WHAT IS NEEDED:
Retype the line in which "Transcribe the text in this document." appears, then every line after it until the records end. Leave out the pictures.

-*-*-

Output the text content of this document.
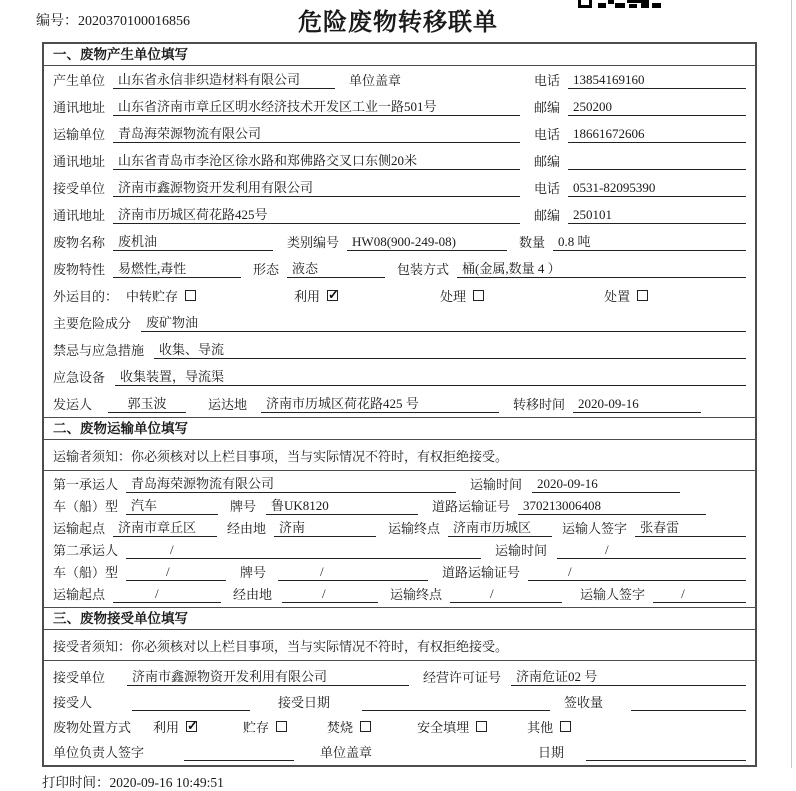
编号：2020370100016856	危险废物转移联单
一、废物产生单位填写
产生单位	山东省永信非织造材料有限公司	单位盖章	电话	13854169160
通讯地址	山东省济南市章丘区明水经济技术开发区工业一路501号	邮编	250200
运输单位	青岛海荣源物流有限公司	电话	18661672606
通讯地址	山东省青岛市李沧区徐水路和郑佛路交叉口东侧20米	邮编
接受单位	济南市鑫源物资开发利用有限公司	电话	0531-82095390
通讯地址	济南市历城区荷花路425号	邮编	250101
废物名称	废机油	类别编号	HW08(900-249-08)	数量	0.8 吨
废物特性	易燃性,毒性	形态	液态	包装方式	桶(金属,数量 4 ）
外运目的： 中转贮存	利用 ✓	处理	处置
主要危险成分	废矿物油
禁忌与应急措施	收集、导流
应急设备	收集装置，导流渠
发运人	郭玉波	运达地	济南市历城区荷花路425 号	转移时间	2020-09-16
二、废物运输单位填写
运输者须知：你必须核对以上栏目事项，当与实际情况不符时，有权拒绝接受。
第一承运人	青岛海荣源物流有限公司	运输时间	2020-09-16
车（船）型	汽车	牌号	鲁UK8120	道路运输证号	370213006408
运输起点	济南市章丘区	经由地	济南	运输终点	济南市历城区	运输人签字	张春雷
第二承运人	/	运输时间	/
车（船）型	/	牌号	/	道路运输证号	/
运输起点	/	经由地	/	运输终点	/	运输人签字	/
三、废物接受单位填写
接受者须知：你必须核对以上栏目事项，当与实际情况不符时，有权拒绝接受。
接受单位	济南市鑫源物资开发利用有限公司	经营许可证号	济南危证02 号
接受人	接受日期	签收量
废物处置方式 利用 ✓	贮存	焚烧	安全填埋	其他
单位负责人签字	单位盖章	日期
打印时间：2020-09-16 10:49:51
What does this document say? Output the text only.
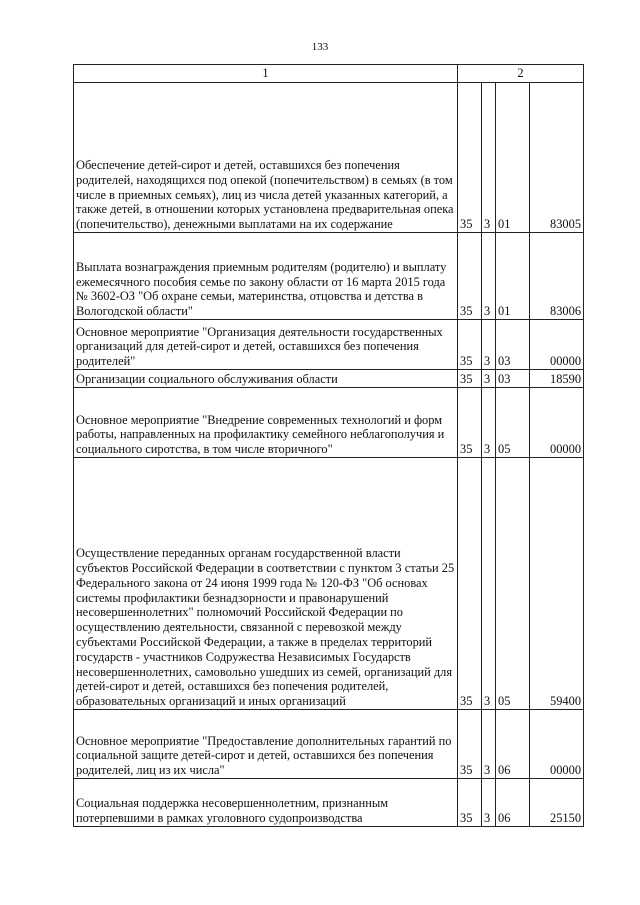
133
1	2			
Обеспечение детей-сирот и детей, оставшихся без попечения родителей, находящихся под опекой (попечительством) в семьях (в том числе в приемных семьях), лиц из числа детей указанных категорий, а также детей, в отношении которых установлена предварительная опека (попечительство), денежными выплатами на их содержание	35	3	01	83005
Выплата вознаграждения приемным родителям (родителю) и выплату ежемесячного пособия семье по закону области от 16 марта 2015 года № 3602-ОЗ "Об охране семьи, материнства, отцовства и детства в Вологодской области"	35	3	01	83006
Основное мероприятие "Организация деятельности государственных организаций для детей-сирот и детей, оставшихся без попечения родителей"	35	3	03	00000
Организации социального обслуживания области	35	3	03	18590
Основное мероприятие "Внедрение современных технологий и форм работы, направленных на профилактику семейного неблагополучия и социального сиротства, в том числе вторичного"	35	3	05	00000
Осуществление переданных органам государственной власти субъектов Российской Федерации в соответствии с пунктом 3 статьи 25 Федерального закона от 24 июня 1999 года № 120-ФЗ "Об основах системы профилактики безнадзорности и правонарушений несовершеннолетних" полномочий Российской Федерации по осуществлению деятельности, связанной с перевозкой между субъектами Российской Федерации, а также в пределах территорий государств - участников Содружества Независимых Государств несовершеннолетних, самовольно ушедших из семей, организаций для детей-сирот и детей, оставшихся без попечения родителей, образовательных организаций и иных организаций	35	3	05	59400
Основное мероприятие "Предоставление дополнительных гарантий по социальной защите детей-сирот и детей, оставшихся без попечения родителей, лиц из их числа"	35	3	06	00000
Социальная поддержка несовершеннолетним, признанным потерпевшими в рамках уголовного судопроизводства	35	3	06	25150
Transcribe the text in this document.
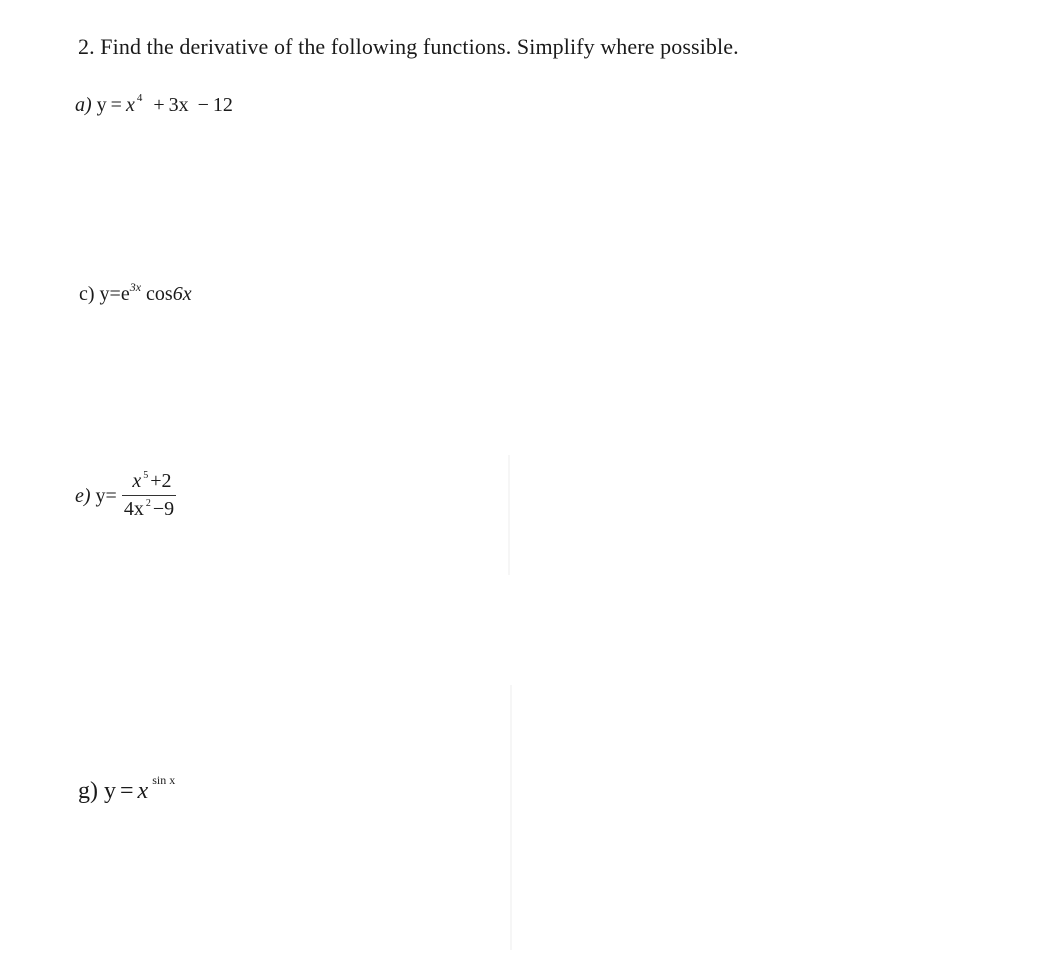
2. Find the derivative of the following functions. Simplify where possible.
a) y = x $^4$ + 3x − 12
c) $y=e^{3x}$ cos6x
e) $y= \frac{x ^5 +2}{4x ^2 -9}$
g) y = x $^{sin x}$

-*-*-

THE RESULT:
Transcribe the text in this document.
2. Find the derivative of the following functions. Simplify where possible.
a) y = x $^4$ + 3x − 12
c) $y=e^{3x}$ cos6x
e) $y= \frac{x ^5 +2}{4x ^2 -9}$
g) y = x $^{sin x}$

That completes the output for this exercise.